▸ To be done
Rewrite all of the dataset entries, substituting "stat-label" for every occurrence of "significance-label" and leaving everything else unchanged.

[Dataset entries]
■ ■ ■
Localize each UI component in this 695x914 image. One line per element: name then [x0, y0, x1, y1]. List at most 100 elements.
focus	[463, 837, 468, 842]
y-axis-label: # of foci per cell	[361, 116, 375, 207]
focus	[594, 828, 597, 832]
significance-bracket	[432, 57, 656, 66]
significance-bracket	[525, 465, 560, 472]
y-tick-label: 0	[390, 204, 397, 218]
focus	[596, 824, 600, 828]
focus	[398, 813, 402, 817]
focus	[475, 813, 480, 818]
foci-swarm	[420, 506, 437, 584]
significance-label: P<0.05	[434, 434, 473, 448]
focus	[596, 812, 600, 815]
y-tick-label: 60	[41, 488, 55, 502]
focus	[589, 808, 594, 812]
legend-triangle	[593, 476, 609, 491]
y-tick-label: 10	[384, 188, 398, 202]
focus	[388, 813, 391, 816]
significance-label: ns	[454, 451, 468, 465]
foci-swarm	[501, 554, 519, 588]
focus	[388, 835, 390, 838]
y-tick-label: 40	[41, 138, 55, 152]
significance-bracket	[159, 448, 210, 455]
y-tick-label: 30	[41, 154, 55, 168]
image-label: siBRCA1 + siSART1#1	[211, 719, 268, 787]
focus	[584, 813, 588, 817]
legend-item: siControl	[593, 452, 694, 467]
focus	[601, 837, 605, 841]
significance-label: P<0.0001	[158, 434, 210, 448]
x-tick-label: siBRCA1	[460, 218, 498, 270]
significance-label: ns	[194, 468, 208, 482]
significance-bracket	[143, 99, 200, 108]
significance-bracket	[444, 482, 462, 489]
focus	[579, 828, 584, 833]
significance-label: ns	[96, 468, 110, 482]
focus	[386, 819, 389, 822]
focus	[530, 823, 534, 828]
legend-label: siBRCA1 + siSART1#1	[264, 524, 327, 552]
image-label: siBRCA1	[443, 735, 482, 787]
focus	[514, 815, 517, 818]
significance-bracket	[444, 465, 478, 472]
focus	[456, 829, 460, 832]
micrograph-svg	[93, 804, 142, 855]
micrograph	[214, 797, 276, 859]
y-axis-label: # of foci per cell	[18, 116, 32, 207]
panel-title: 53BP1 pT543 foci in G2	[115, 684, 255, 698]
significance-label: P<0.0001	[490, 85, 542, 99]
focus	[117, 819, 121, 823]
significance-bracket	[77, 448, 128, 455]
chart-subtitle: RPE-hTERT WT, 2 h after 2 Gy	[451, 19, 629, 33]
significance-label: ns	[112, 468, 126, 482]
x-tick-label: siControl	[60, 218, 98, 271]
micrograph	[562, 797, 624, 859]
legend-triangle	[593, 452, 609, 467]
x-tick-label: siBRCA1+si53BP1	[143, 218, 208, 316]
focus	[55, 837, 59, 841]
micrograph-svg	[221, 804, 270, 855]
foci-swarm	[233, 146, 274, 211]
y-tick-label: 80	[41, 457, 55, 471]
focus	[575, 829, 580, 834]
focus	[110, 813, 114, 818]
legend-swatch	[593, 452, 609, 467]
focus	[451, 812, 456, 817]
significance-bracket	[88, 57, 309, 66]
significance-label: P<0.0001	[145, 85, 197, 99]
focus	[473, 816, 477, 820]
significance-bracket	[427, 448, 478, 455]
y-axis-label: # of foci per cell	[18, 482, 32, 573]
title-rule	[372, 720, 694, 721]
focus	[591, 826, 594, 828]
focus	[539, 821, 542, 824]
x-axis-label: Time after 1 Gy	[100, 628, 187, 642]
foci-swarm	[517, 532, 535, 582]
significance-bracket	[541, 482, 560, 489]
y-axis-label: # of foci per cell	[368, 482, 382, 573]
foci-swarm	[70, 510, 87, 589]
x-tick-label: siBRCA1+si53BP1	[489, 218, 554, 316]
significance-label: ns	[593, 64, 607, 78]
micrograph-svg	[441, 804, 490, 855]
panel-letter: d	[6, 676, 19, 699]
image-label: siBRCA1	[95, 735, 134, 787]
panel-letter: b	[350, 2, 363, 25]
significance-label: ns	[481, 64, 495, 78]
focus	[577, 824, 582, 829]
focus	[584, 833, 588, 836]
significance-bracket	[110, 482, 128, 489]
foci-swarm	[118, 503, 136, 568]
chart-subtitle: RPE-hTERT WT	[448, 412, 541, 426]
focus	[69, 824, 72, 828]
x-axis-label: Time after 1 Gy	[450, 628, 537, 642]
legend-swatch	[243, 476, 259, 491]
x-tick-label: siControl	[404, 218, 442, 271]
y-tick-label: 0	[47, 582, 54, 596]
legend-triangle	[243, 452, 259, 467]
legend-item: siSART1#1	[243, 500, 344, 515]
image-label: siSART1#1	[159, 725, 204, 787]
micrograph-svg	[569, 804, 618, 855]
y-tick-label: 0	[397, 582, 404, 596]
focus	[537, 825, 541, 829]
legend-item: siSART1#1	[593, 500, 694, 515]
■ ■ ■
▸ Answer below
Localize each UI component in this 695x914 image. One line per element: name then [x0, y0, x1, y1]. List at most 100 elements.
focus	[463, 837, 468, 842]
y-axis-label: # of foci per cell	[361, 116, 375, 207]
focus	[594, 828, 597, 832]
significance-bracket	[432, 57, 656, 66]
significance-bracket	[525, 465, 560, 472]
y-tick-label: 0	[390, 204, 397, 218]
focus	[596, 824, 600, 828]
focus	[398, 813, 402, 817]
focus	[475, 813, 480, 818]
foci-swarm	[420, 506, 437, 584]
stat-label: P<0.05	[434, 434, 473, 448]
focus	[596, 812, 600, 815]
y-tick-label: 60	[41, 488, 55, 502]
focus	[589, 808, 594, 812]
legend-triangle	[593, 476, 609, 491]
y-tick-label: 10	[384, 188, 398, 202]
focus	[388, 813, 391, 816]
stat-label: ns	[454, 451, 468, 465]
foci-swarm	[501, 554, 519, 588]
focus	[388, 835, 390, 838]
y-tick-label: 40	[41, 138, 55, 152]
significance-bracket	[159, 448, 210, 455]
y-tick-label: 30	[41, 154, 55, 168]
image-label: siBRCA1 + siSART1#1	[211, 719, 268, 787]
focus	[584, 813, 588, 817]
legend-item: siControl	[593, 452, 694, 467]
focus	[601, 837, 605, 841]
stat-label: P<0.0001	[158, 434, 210, 448]
x-tick-label: siBRCA1	[460, 218, 498, 270]
stat-label: ns	[194, 468, 208, 482]
significance-bracket	[143, 99, 200, 108]
significance-bracket	[444, 482, 462, 489]
focus	[579, 828, 584, 833]
stat-label: ns	[96, 468, 110, 482]
focus	[386, 819, 389, 822]
focus	[530, 823, 534, 828]
legend-label: siBRCA1 + siSART1#1	[264, 524, 327, 552]
image-label: siBRCA1	[443, 735, 482, 787]
focus	[514, 815, 517, 818]
significance-bracket	[444, 465, 478, 472]
focus	[456, 829, 460, 832]
micrograph-svg	[93, 804, 142, 855]
micrograph	[214, 797, 276, 859]
y-axis-label: # of foci per cell	[18, 116, 32, 207]
panel-title: 53BP1 pT543 foci in G2	[115, 684, 255, 698]
stat-label: P<0.0001	[490, 85, 542, 99]
focus	[117, 819, 121, 823]
significance-bracket	[77, 448, 128, 455]
chart-subtitle: RPE-hTERT WT, 2 h after 2 Gy	[451, 19, 629, 33]
stat-label: ns	[112, 468, 126, 482]
x-tick-label: siControl	[60, 218, 98, 271]
micrograph	[562, 797, 624, 859]
legend-triangle	[593, 452, 609, 467]
x-tick-label: siBRCA1+si53BP1	[143, 218, 208, 316]
focus	[55, 837, 59, 841]
micrograph-svg	[221, 804, 270, 855]
foci-swarm	[233, 146, 274, 211]
y-tick-label: 80	[41, 457, 55, 471]
focus	[575, 829, 580, 834]
focus	[110, 813, 114, 818]
legend-swatch	[593, 452, 609, 467]
focus	[451, 812, 456, 817]
significance-bracket	[88, 57, 309, 66]
stat-label: P<0.0001	[145, 85, 197, 99]
focus	[473, 816, 477, 820]
significance-bracket	[427, 448, 478, 455]
y-axis-label: # of foci per cell	[18, 482, 32, 573]
title-rule	[372, 720, 694, 721]
focus	[591, 826, 594, 828]
focus	[539, 821, 542, 824]
x-axis-label: Time after 1 Gy	[100, 628, 187, 642]
foci-swarm	[517, 532, 535, 582]
significance-bracket	[541, 482, 560, 489]
y-axis-label: # of foci per cell	[368, 482, 382, 573]
foci-swarm	[70, 510, 87, 589]
x-tick-label: siBRCA1+si53BP1	[489, 218, 554, 316]
stat-label: ns	[593, 64, 607, 78]
micrograph-svg	[441, 804, 490, 855]
panel-letter: d	[6, 676, 19, 699]
image-label: siBRCA1	[95, 735, 134, 787]
panel-letter: b	[350, 2, 363, 25]
stat-label: ns	[481, 64, 495, 78]
focus	[577, 824, 582, 829]
focus	[584, 833, 588, 836]
significance-bracket	[110, 482, 128, 489]
foci-swarm	[118, 503, 136, 568]
chart-subtitle: RPE-hTERT WT	[448, 412, 541, 426]
focus	[69, 824, 72, 828]
x-axis-label: Time after 1 Gy	[450, 628, 537, 642]
legend-swatch	[243, 476, 259, 491]
x-tick-label: siControl	[404, 218, 442, 271]
y-tick-label: 0	[47, 582, 54, 596]
legend-triangle	[243, 452, 259, 467]
legend-item: siSART1#1	[243, 500, 344, 515]
image-label: siSART1#1	[159, 725, 204, 787]
micrograph-svg	[569, 804, 618, 855]
y-tick-label: 0	[397, 582, 404, 596]
focus	[537, 825, 541, 829]
legend-item: siSART1#1	[593, 500, 694, 515]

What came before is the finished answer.